## Input

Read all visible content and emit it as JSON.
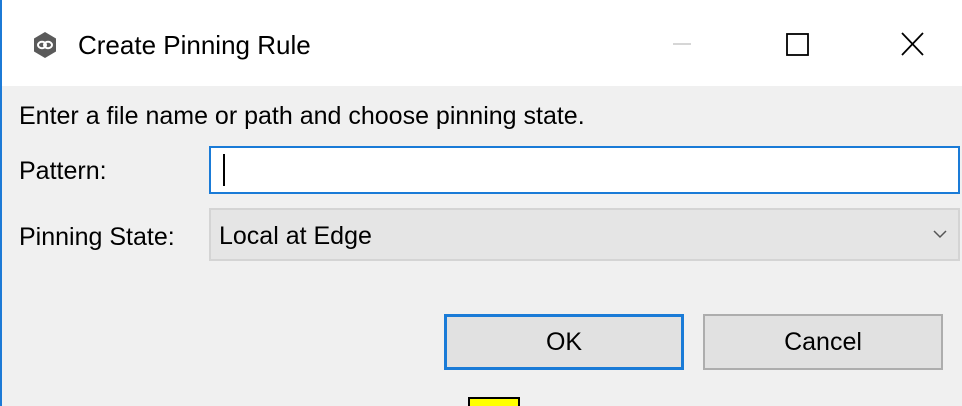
{
  "window": {
    "title": "Create Pinning Rule",
    "app_icon": "app-logo-icon",
    "controls": {
      "minimize_icon": "minimize-icon",
      "maximize_icon": "maximize-icon",
      "close_icon": "close-icon"
    }
  },
  "form": {
    "instruction": "Enter a file name or path and choose pinning state.",
    "pattern": {
      "label": "Pattern:",
      "value": ""
    },
    "pinning_state": {
      "label": "Pinning State:",
      "selected": "Local at Edge"
    }
  },
  "buttons": {
    "ok_label": "OK",
    "cancel_label": "Cancel"
  },
  "colors": {
    "accent": "#1a7bd7",
    "button_bg": "#e1e1e1",
    "dialog_bg": "#f0f0f0",
    "marker": "#ffff00"
  }
}
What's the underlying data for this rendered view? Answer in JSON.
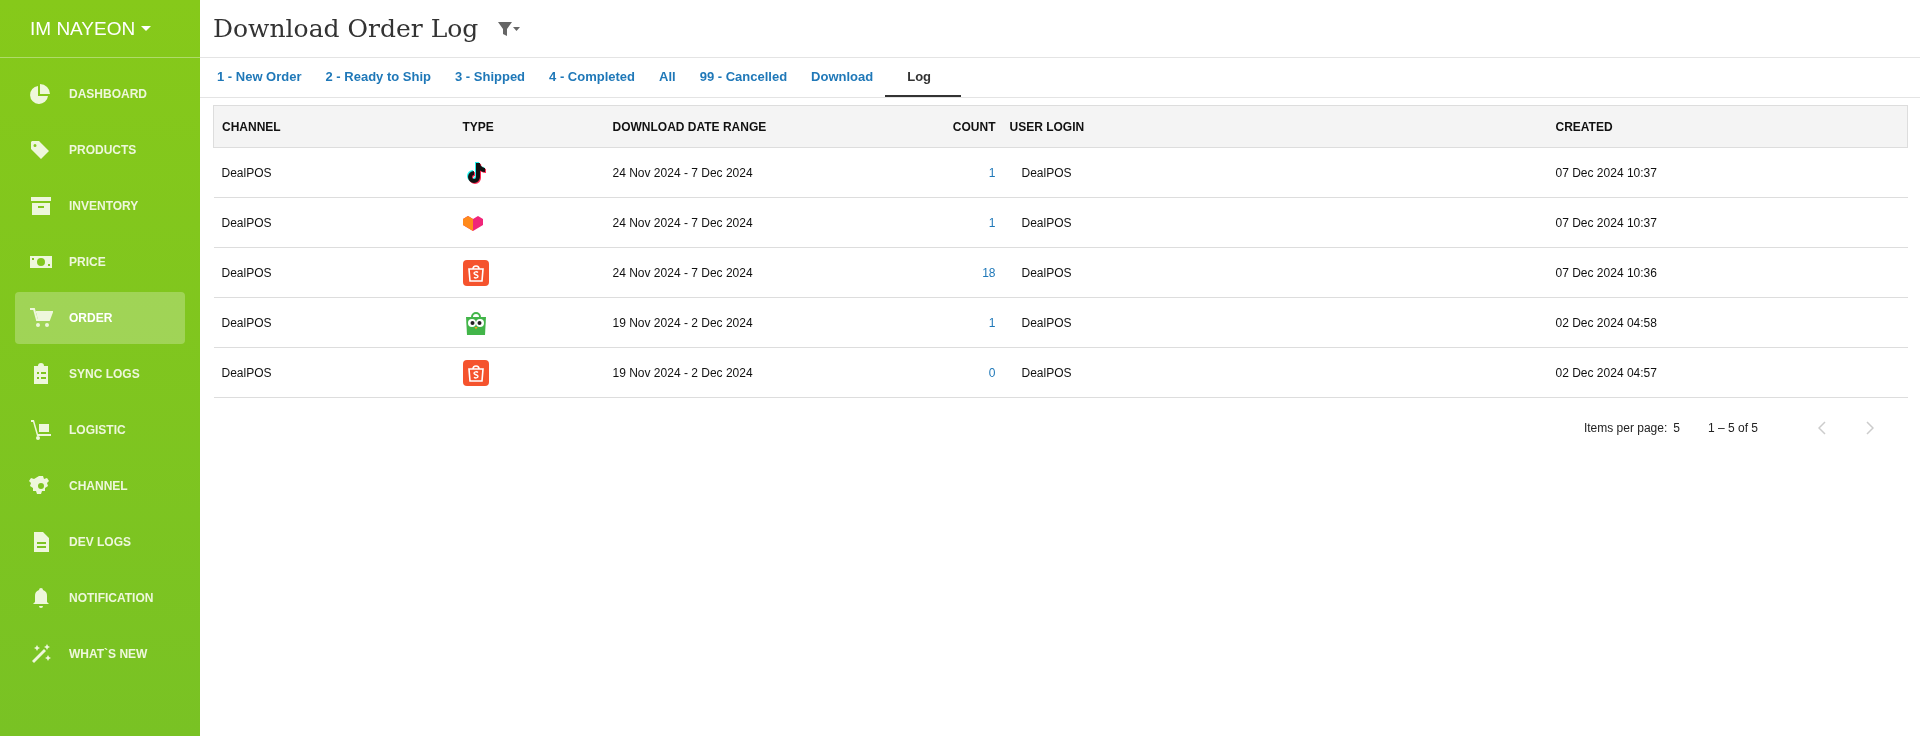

## Instruction
Quote the records in their entirety, keeping the wording exact and excluding pictures.

## Final answer
Read all visible content and emit it as JSON.
{
  "window": {
    "title": "Create Pinning Rule",
    "app_icon": "app-logo-icon",
    "controls": {
      "minimize_icon": "minimize-icon",
      "maximize_icon": "maximize-icon",
      "close_icon": "close-icon"
    }
  },
  "form": {
    "instruction": "Enter a file name or path and choose pinning state.",
    "pattern": {
      "label": "Pattern:",
      "value": ""
    },
    "pinning_state": {
      "label": "Pinning State:",
      "selected": "Local at Edge"
    }
  },
  "buttons": {
    "ok_label": "OK",
    "cancel_label": "Cancel"
  },
  "colors": {
    "accent": "#1a7bd7",
    "button_bg": "#e1e1e1",
    "dialog_bg": "#f0f0f0",
    "marker": "#ffff00"
  }
}
What's the underlying data for this rendered view? Answer in JSON.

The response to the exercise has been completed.